WHAT THE EXERCISE ASKS:
Reply with one number: the count of lines in the listing that contain the string "track".
start INPUT MATERIAL
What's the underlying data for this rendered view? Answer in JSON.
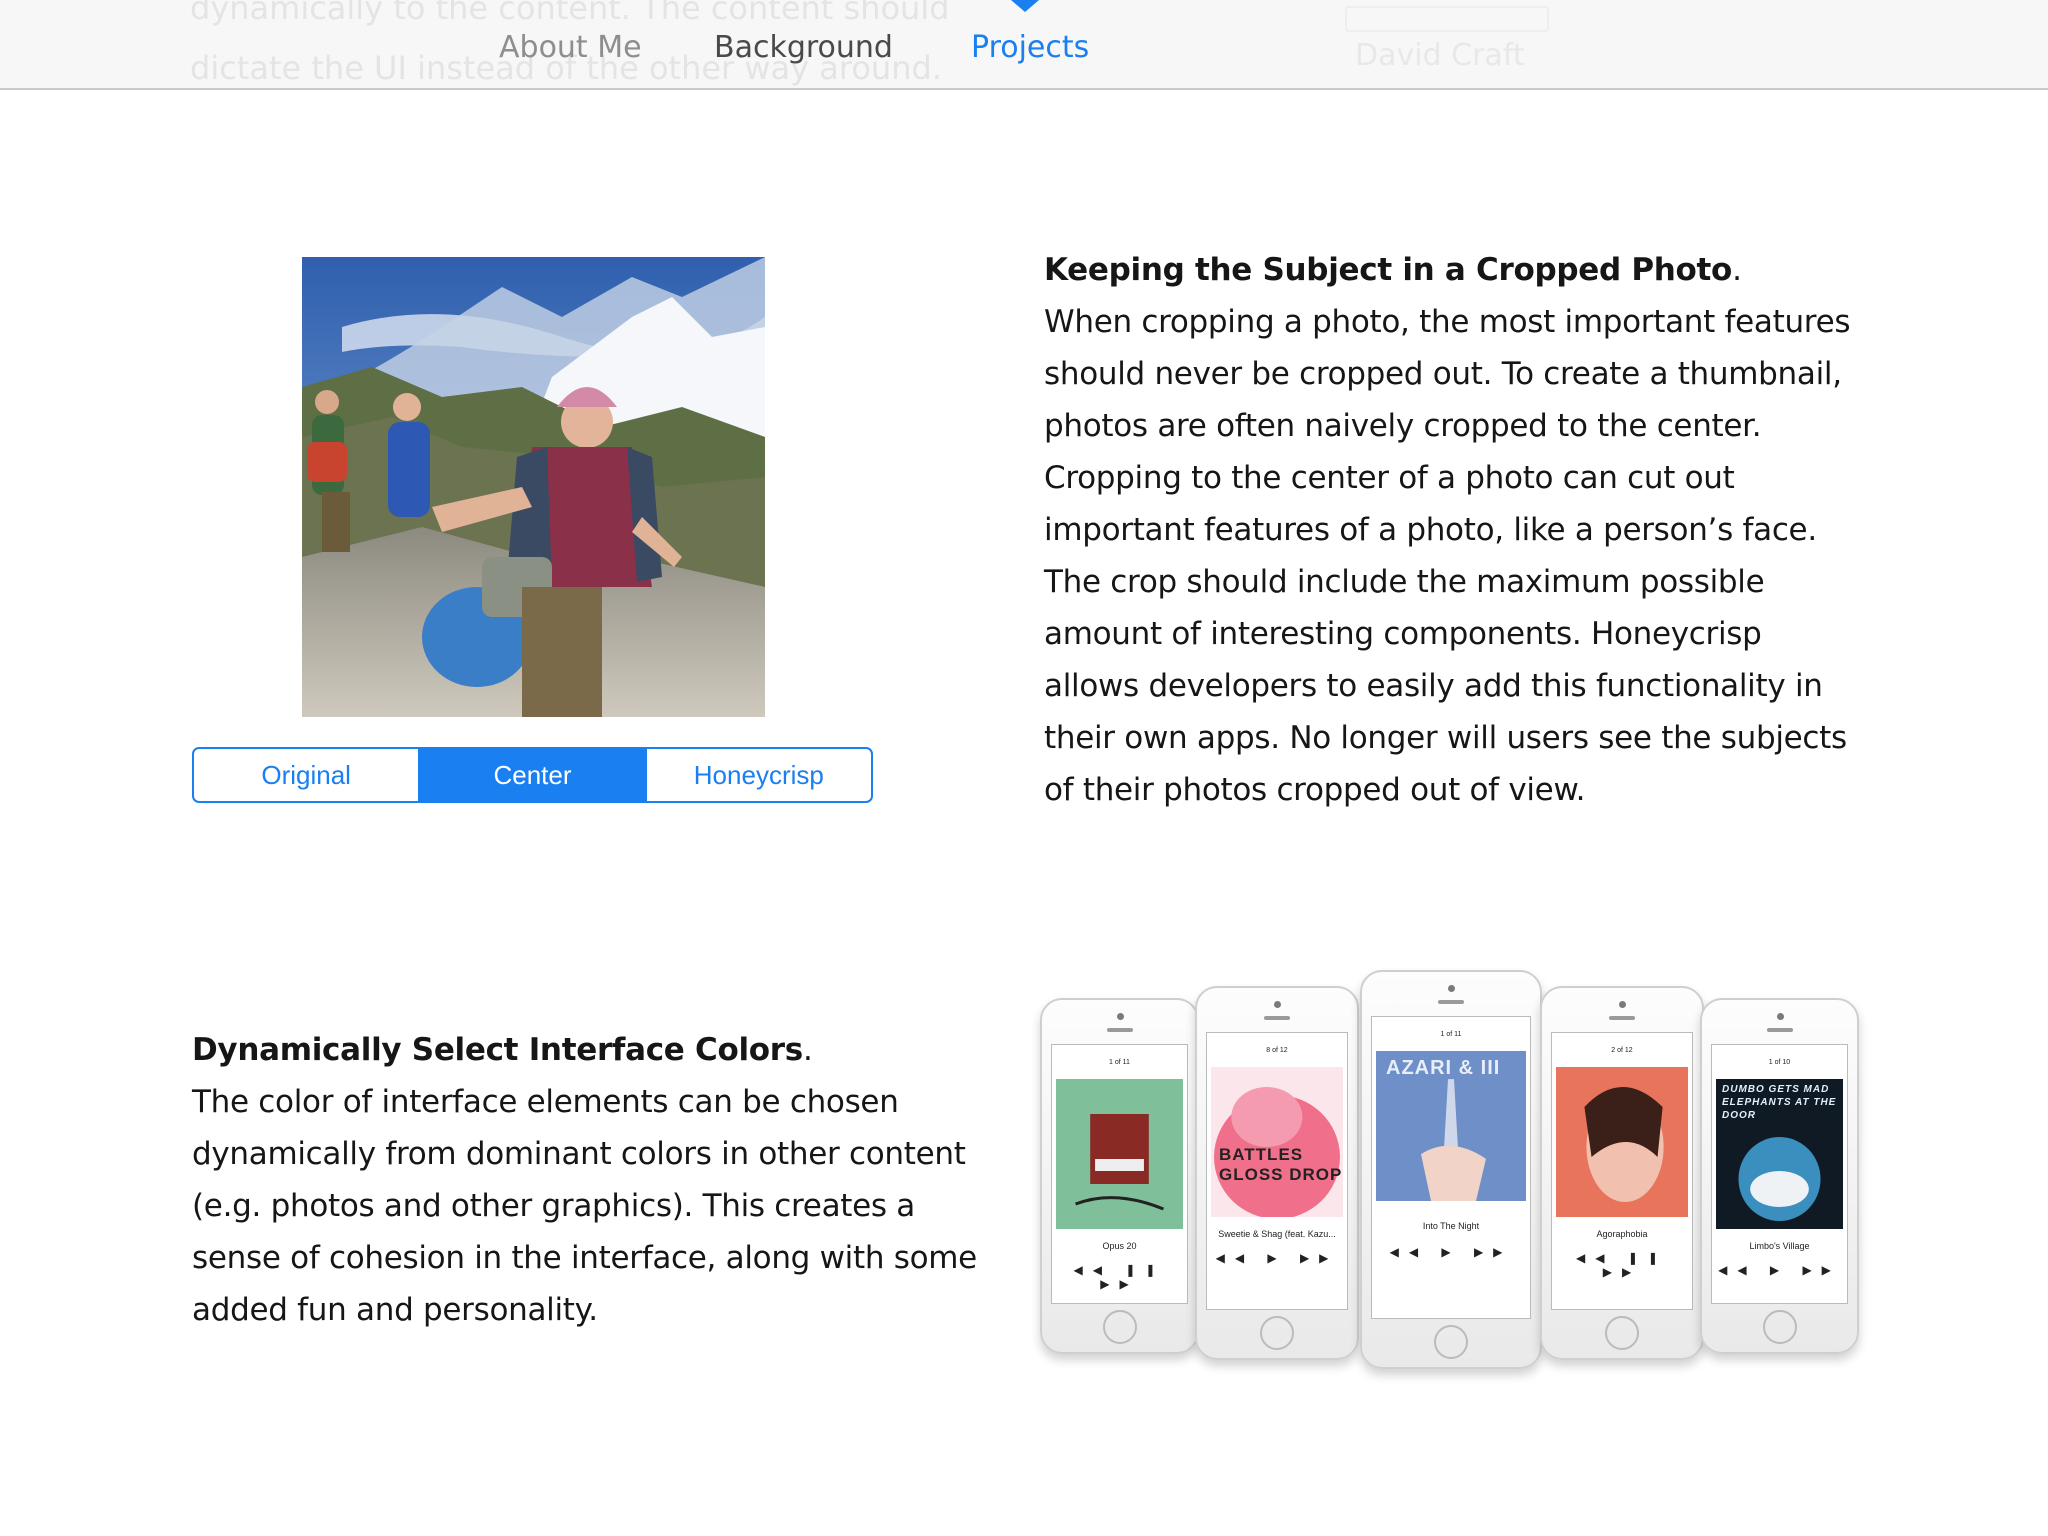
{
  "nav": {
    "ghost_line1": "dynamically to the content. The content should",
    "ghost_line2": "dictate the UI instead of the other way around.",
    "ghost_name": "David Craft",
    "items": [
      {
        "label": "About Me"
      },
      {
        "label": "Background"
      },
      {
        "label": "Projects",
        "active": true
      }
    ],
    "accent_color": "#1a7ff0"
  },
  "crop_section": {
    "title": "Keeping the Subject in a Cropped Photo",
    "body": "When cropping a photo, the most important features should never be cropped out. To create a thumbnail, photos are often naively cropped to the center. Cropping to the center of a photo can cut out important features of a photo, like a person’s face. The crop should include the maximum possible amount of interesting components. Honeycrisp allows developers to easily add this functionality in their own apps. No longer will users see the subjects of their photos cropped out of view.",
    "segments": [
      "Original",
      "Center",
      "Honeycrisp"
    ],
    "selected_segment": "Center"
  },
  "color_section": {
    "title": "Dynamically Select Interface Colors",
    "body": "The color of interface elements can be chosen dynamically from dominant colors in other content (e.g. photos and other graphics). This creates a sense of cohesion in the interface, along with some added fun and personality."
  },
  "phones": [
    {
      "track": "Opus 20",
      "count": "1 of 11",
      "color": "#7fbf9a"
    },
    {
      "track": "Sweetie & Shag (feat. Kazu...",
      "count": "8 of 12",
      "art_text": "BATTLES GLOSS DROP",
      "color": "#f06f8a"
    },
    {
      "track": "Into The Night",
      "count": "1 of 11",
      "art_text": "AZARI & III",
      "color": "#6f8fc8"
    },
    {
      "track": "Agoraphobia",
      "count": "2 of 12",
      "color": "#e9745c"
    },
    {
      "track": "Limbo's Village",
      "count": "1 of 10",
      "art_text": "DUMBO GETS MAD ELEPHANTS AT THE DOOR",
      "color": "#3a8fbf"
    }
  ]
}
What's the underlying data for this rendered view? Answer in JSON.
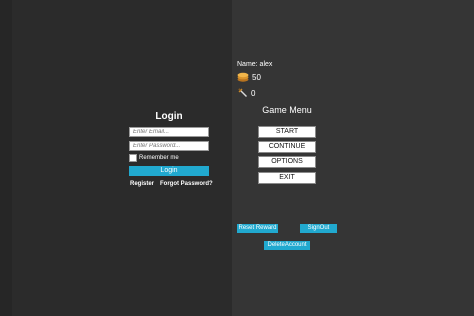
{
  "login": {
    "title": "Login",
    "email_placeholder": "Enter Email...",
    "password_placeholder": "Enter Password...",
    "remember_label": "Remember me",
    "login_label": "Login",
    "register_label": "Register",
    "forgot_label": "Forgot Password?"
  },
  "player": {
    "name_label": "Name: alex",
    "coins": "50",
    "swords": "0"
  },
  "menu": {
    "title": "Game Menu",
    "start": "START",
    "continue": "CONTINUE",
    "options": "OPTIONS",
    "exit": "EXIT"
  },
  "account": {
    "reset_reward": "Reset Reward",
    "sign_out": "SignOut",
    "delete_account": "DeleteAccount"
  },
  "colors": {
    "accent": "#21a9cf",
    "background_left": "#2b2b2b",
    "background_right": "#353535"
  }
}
end INPUT MATERIAL
COMPLETED EXERCISE:
5